— Begin —
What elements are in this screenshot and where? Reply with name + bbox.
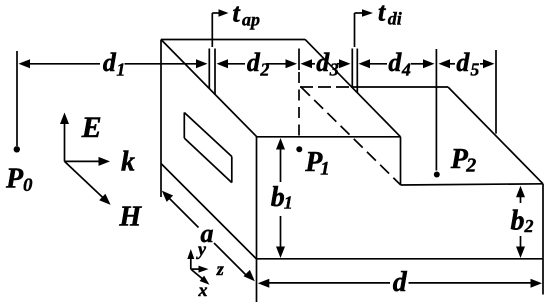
svg-text:3: 3 (329, 60, 339, 80)
svg-text:di: di (388, 9, 402, 29)
svg-text:E: E (81, 111, 102, 144)
svg-text:x: x (198, 280, 208, 300)
svg-text:t: t (233, 0, 241, 28)
svg-text:0: 0 (23, 175, 33, 196)
svg-text:5: 5 (470, 60, 479, 80)
svg-text:2: 2 (465, 155, 476, 177)
svg-text:ap: ap (242, 10, 260, 30)
svg-text:1: 1 (284, 193, 293, 213)
svg-text:z: z (216, 259, 224, 279)
svg-text:1: 1 (320, 158, 330, 179)
svg-text:k: k (121, 147, 135, 178)
svg-text:d: d (103, 48, 117, 77)
svg-text:y: y (196, 239, 207, 259)
svg-text:d: d (393, 267, 408, 298)
svg-text:2: 2 (259, 60, 269, 80)
svg-text:d: d (388, 48, 402, 77)
svg-text:2: 2 (524, 216, 534, 236)
svg-text:4: 4 (401, 60, 411, 80)
svg-text:1: 1 (116, 60, 125, 80)
svg-text:P: P (5, 163, 24, 194)
svg-text:b: b (271, 182, 285, 213)
svg-text:d: d (316, 48, 330, 77)
svg-text:t: t (378, 0, 386, 27)
svg-text:H: H (118, 202, 142, 233)
svg-text:d: d (247, 48, 261, 77)
svg-text:b: b (511, 206, 525, 237)
svg-text:d: d (456, 48, 470, 77)
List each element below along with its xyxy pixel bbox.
— End —
Your goal: Copy the entries above word for word, leaving out the pictures.

Output of the exercise:
What elements are in this screenshot and where? Reply with name + bbox.
svg-text:3: 3 (329, 60, 339, 80)
svg-text:di: di (388, 9, 402, 29)
svg-text:E: E (81, 111, 102, 144)
svg-text:x: x (198, 280, 208, 300)
svg-text:t: t (233, 0, 241, 28)
svg-text:0: 0 (23, 175, 33, 196)
svg-text:5: 5 (470, 60, 479, 80)
svg-text:2: 2 (465, 155, 476, 177)
svg-text:ap: ap (242, 10, 260, 30)
svg-text:1: 1 (284, 193, 293, 213)
svg-text:z: z (216, 259, 224, 279)
svg-text:1: 1 (320, 158, 330, 179)
svg-text:k: k (121, 147, 135, 178)
svg-text:d: d (103, 48, 117, 77)
svg-text:y: y (196, 239, 207, 259)
svg-text:d: d (393, 267, 408, 298)
svg-text:2: 2 (259, 60, 269, 80)
svg-text:d: d (388, 48, 402, 77)
svg-text:2: 2 (524, 216, 534, 236)
svg-text:4: 4 (401, 60, 411, 80)
svg-text:1: 1 (116, 60, 125, 80)
svg-text:P: P (5, 163, 24, 194)
svg-text:b: b (271, 182, 285, 213)
svg-text:d: d (316, 48, 330, 77)
svg-text:t: t (378, 0, 386, 27)
svg-text:H: H (118, 202, 142, 233)
svg-text:d: d (247, 48, 261, 77)
svg-text:b: b (511, 206, 525, 237)
svg-text:d: d (456, 48, 470, 77)
List each element below along with its xyxy pixel bbox.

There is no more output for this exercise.